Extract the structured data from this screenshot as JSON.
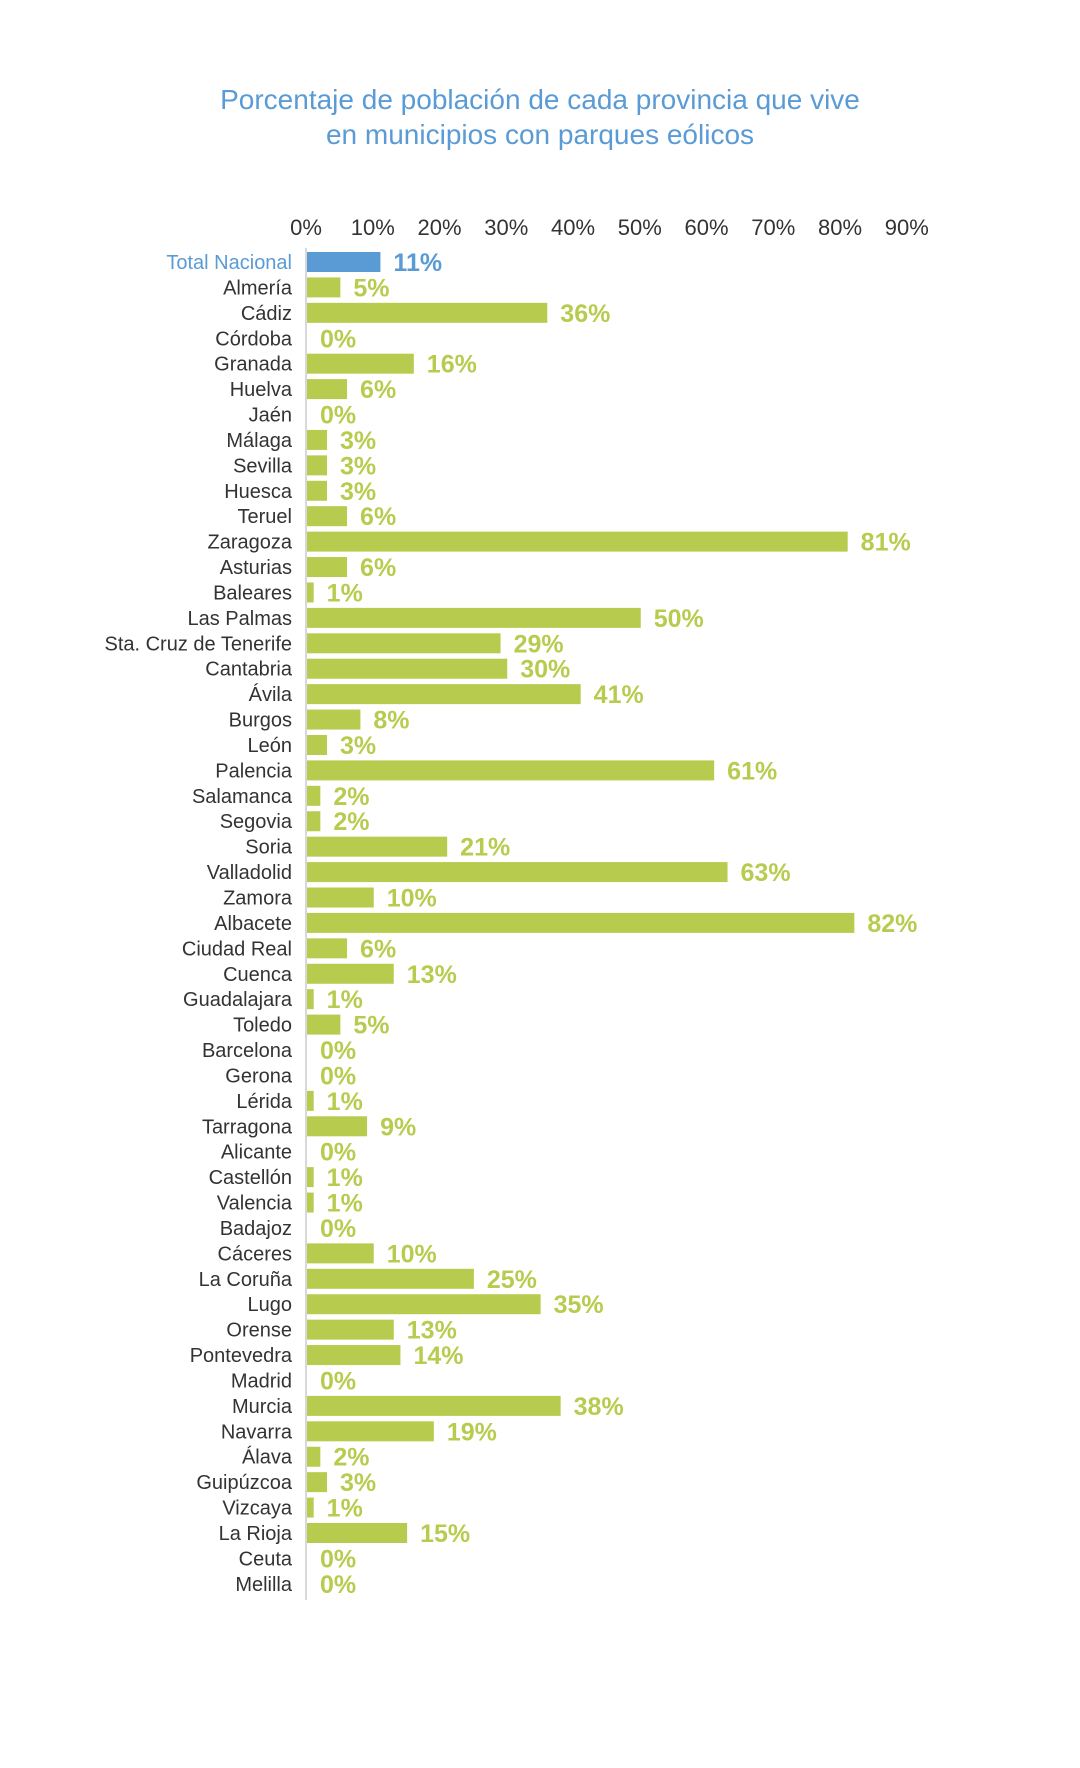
{
  "chart_data": {
    "type": "bar",
    "orientation": "horizontal",
    "title": "Porcentaje de población de cada provincia que vive en municipios con parques eólicos",
    "title_lines": [
      "Porcentaje de población de cada provincia que vive",
      "en municipios con parques eólicos"
    ],
    "xlim": [
      0,
      90
    ],
    "x_ticks": [
      "0%",
      "10%",
      "20%",
      "30%",
      "40%",
      "50%",
      "60%",
      "70%",
      "80%",
      "90%"
    ],
    "x_axis_position": "top",
    "grid": false,
    "colors": {
      "highlight": "#5a9bd5",
      "bars": "#b7cc4e",
      "labels": "#333333"
    },
    "categories": [
      "Total Nacional",
      "Almería",
      "Cádiz",
      "Córdoba",
      "Granada",
      "Huelva",
      "Jaén",
      "Málaga",
      "Sevilla",
      "Huesca",
      "Teruel",
      "Zaragoza",
      "Asturias",
      "Baleares",
      "Las Palmas",
      "Sta. Cruz de Tenerife",
      "Cantabria",
      "Ávila",
      "Burgos",
      "León",
      "Palencia",
      "Salamanca",
      "Segovia",
      "Soria",
      "Valladolid",
      "Zamora",
      "Albacete",
      "Ciudad Real",
      "Cuenca",
      "Guadalajara",
      "Toledo",
      "Barcelona",
      "Gerona",
      "Lérida",
      "Tarragona",
      "Alicante",
      "Castellón",
      "Valencia",
      "Badajoz",
      "Cáceres",
      "La Coruña",
      "Lugo",
      "Orense",
      "Pontevedra",
      "Madrid",
      "Murcia",
      "Navarra",
      "Álava",
      "Guipúzcoa",
      "Vizcaya",
      "La Rioja",
      "Ceuta",
      "Melilla"
    ],
    "values": [
      11,
      5,
      36,
      0,
      16,
      6,
      0,
      3,
      3,
      3,
      6,
      81,
      6,
      1,
      50,
      29,
      30,
      41,
      8,
      3,
      61,
      2,
      2,
      21,
      63,
      10,
      82,
      6,
      13,
      1,
      5,
      0,
      0,
      1,
      9,
      0,
      1,
      1,
      0,
      10,
      25,
      35,
      13,
      14,
      0,
      38,
      19,
      2,
      3,
      1,
      15,
      0,
      0
    ],
    "data_labels": [
      "11%",
      "5%",
      "36%",
      "0%",
      "16%",
      "6%",
      "0%",
      "3%",
      "3%",
      "3%",
      "6%",
      "81%",
      "6%",
      "1%",
      "50%",
      "29%",
      "30%",
      "41%",
      "8%",
      "3%",
      "61%",
      "2%",
      "2%",
      "21%",
      "63%",
      "10%",
      "82%",
      "6%",
      "13%",
      "1%",
      "5%",
      "0%",
      "0%",
      "1%",
      "9%",
      "0%",
      "1%",
      "1%",
      "0%",
      "10%",
      "25%",
      "35%",
      "13%",
      "14%",
      "0%",
      "38%",
      "19%",
      "2%",
      "3%",
      "1%",
      "15%",
      "0%",
      "0%"
    ],
    "highlighted_category": "Total Nacional"
  }
}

........

TASK REQUIREMENTS: Every entry should be returned exactly as written, minus the pictures.

COMPLETE OUTPUT:
Extract the structured data from this screenshot as JSON.
{
  "chart_data": {
    "type": "bar",
    "orientation": "horizontal",
    "title": "Porcentaje de población de cada provincia que vive en municipios con parques eólicos",
    "title_lines": [
      "Porcentaje de población de cada provincia que vive",
      "en municipios con parques eólicos"
    ],
    "xlim": [
      0,
      90
    ],
    "x_ticks": [
      "0%",
      "10%",
      "20%",
      "30%",
      "40%",
      "50%",
      "60%",
      "70%",
      "80%",
      "90%"
    ],
    "x_axis_position": "top",
    "grid": false,
    "colors": {
      "highlight": "#5a9bd5",
      "bars": "#b7cc4e",
      "labels": "#333333"
    },
    "categories": [
      "Total Nacional",
      "Almería",
      "Cádiz",
      "Córdoba",
      "Granada",
      "Huelva",
      "Jaén",
      "Málaga",
      "Sevilla",
      "Huesca",
      "Teruel",
      "Zaragoza",
      "Asturias",
      "Baleares",
      "Las Palmas",
      "Sta. Cruz de Tenerife",
      "Cantabria",
      "Ávila",
      "Burgos",
      "León",
      "Palencia",
      "Salamanca",
      "Segovia",
      "Soria",
      "Valladolid",
      "Zamora",
      "Albacete",
      "Ciudad Real",
      "Cuenca",
      "Guadalajara",
      "Toledo",
      "Barcelona",
      "Gerona",
      "Lérida",
      "Tarragona",
      "Alicante",
      "Castellón",
      "Valencia",
      "Badajoz",
      "Cáceres",
      "La Coruña",
      "Lugo",
      "Orense",
      "Pontevedra",
      "Madrid",
      "Murcia",
      "Navarra",
      "Álava",
      "Guipúzcoa",
      "Vizcaya",
      "La Rioja",
      "Ceuta",
      "Melilla"
    ],
    "values": [
      11,
      5,
      36,
      0,
      16,
      6,
      0,
      3,
      3,
      3,
      6,
      81,
      6,
      1,
      50,
      29,
      30,
      41,
      8,
      3,
      61,
      2,
      2,
      21,
      63,
      10,
      82,
      6,
      13,
      1,
      5,
      0,
      0,
      1,
      9,
      0,
      1,
      1,
      0,
      10,
      25,
      35,
      13,
      14,
      0,
      38,
      19,
      2,
      3,
      1,
      15,
      0,
      0
    ],
    "data_labels": [
      "11%",
      "5%",
      "36%",
      "0%",
      "16%",
      "6%",
      "0%",
      "3%",
      "3%",
      "3%",
      "6%",
      "81%",
      "6%",
      "1%",
      "50%",
      "29%",
      "30%",
      "41%",
      "8%",
      "3%",
      "61%",
      "2%",
      "2%",
      "21%",
      "63%",
      "10%",
      "82%",
      "6%",
      "13%",
      "1%",
      "5%",
      "0%",
      "0%",
      "1%",
      "9%",
      "0%",
      "1%",
      "1%",
      "0%",
      "10%",
      "25%",
      "35%",
      "13%",
      "14%",
      "0%",
      "38%",
      "19%",
      "2%",
      "3%",
      "1%",
      "15%",
      "0%",
      "0%"
    ],
    "highlighted_category": "Total Nacional"
  }
}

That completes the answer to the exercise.